### Description of the task
Return a copy of every line in the records that includes the word "Oron".

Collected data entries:
§ §

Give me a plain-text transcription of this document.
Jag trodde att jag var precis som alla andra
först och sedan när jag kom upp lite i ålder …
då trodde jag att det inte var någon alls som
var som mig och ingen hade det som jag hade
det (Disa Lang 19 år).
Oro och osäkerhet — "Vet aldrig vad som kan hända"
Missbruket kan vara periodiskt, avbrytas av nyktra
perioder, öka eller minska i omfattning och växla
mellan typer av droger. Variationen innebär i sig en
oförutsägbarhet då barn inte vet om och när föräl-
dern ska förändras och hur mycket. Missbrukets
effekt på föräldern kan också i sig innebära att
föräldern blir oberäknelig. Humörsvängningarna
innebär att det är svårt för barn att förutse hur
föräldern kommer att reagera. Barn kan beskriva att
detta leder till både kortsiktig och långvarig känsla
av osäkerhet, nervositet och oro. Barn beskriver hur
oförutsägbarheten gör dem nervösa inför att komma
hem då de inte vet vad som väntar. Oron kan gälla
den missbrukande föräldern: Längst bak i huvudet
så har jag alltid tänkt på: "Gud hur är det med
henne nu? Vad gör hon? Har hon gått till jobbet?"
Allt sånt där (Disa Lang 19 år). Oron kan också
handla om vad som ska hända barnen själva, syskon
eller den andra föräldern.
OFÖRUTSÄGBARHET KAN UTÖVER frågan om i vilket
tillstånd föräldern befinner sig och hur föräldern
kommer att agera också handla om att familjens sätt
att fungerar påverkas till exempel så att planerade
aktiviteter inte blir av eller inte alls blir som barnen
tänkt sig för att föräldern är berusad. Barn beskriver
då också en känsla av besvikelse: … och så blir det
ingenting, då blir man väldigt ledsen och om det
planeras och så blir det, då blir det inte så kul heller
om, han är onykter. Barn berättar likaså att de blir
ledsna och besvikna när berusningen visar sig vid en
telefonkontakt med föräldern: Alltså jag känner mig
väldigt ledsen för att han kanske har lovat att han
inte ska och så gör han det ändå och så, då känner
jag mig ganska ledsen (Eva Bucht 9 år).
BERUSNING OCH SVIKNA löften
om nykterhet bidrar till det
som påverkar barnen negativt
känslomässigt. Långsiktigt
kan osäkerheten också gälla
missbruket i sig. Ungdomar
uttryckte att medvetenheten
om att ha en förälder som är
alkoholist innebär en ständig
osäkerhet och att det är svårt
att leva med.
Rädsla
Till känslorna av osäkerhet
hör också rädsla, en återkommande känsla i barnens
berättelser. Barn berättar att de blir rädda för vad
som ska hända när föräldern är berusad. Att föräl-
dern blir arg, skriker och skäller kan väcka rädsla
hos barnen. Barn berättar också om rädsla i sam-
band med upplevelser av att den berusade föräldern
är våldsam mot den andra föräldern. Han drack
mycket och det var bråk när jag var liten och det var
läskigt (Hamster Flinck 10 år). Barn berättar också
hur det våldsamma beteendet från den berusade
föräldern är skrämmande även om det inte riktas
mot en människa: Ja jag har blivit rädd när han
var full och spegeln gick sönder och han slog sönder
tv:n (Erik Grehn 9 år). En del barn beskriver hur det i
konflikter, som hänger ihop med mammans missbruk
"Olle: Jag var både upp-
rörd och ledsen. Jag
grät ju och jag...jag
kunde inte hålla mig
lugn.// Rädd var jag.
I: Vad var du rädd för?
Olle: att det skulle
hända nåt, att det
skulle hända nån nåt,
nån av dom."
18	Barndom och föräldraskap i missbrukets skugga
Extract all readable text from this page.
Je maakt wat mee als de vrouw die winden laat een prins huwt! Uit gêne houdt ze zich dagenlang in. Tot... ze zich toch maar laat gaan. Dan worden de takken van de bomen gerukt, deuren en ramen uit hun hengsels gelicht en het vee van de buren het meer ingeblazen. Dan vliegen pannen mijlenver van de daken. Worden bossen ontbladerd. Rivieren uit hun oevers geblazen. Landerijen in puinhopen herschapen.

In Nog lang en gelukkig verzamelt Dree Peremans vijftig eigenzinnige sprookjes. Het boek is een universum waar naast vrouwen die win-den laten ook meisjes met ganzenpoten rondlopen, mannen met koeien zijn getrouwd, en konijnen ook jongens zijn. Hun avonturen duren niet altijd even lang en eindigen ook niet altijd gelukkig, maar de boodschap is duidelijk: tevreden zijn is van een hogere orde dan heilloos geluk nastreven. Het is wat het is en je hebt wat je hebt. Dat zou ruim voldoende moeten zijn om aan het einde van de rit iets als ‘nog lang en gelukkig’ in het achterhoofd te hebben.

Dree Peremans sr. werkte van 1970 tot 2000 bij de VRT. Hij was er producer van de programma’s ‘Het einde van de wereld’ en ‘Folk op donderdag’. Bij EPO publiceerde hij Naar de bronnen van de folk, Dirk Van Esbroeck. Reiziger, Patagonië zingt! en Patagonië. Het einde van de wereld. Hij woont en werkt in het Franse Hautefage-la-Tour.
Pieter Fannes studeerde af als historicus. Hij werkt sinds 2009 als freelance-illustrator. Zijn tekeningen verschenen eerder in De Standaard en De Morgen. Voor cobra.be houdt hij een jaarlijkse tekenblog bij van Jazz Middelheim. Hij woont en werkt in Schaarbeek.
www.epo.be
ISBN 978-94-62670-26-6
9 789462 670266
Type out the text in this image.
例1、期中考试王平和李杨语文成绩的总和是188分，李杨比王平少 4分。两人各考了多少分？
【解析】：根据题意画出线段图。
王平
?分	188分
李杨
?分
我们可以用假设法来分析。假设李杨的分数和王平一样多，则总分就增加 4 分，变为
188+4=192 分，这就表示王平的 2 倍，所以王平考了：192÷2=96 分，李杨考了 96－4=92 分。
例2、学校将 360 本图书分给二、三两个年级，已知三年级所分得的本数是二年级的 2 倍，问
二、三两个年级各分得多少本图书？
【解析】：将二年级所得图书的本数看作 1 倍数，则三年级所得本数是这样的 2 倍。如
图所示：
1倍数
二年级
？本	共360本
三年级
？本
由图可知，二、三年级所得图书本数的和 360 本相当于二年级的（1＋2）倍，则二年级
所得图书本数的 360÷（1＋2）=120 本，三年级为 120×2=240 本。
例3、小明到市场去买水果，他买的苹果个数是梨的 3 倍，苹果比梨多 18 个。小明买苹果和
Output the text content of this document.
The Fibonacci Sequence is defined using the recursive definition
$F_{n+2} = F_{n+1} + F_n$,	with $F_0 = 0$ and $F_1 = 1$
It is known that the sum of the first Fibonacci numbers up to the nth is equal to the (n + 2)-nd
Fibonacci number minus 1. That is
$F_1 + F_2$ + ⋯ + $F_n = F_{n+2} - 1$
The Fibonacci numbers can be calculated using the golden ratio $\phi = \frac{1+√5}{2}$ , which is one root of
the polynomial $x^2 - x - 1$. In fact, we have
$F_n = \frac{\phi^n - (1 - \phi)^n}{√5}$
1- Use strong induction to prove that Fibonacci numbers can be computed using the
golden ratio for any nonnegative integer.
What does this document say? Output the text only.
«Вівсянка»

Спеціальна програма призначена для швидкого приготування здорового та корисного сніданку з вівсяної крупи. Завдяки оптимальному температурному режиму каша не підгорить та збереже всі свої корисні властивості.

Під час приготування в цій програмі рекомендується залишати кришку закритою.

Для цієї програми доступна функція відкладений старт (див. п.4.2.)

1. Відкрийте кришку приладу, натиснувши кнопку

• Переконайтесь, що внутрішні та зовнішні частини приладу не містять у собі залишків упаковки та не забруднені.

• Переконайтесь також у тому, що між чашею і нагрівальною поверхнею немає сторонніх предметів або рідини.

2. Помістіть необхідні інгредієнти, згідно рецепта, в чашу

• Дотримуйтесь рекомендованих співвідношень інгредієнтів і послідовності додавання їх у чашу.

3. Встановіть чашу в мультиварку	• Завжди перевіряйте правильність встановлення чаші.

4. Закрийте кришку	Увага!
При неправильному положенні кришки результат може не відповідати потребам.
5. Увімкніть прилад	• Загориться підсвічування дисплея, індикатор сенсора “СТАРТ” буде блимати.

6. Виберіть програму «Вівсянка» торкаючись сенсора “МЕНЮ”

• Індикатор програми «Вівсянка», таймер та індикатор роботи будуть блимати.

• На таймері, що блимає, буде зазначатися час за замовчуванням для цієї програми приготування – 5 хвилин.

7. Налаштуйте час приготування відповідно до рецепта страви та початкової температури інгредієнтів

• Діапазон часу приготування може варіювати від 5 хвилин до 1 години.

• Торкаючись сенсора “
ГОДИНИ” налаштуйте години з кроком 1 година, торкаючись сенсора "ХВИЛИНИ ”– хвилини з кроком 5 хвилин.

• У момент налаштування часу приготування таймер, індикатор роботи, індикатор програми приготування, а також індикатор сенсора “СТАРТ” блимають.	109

§ §

### Exercise answer
hem då de inte vet vad som väntar. Oron kan gälla
Allt sånt där (Disa Lang 19 år). Oron kan också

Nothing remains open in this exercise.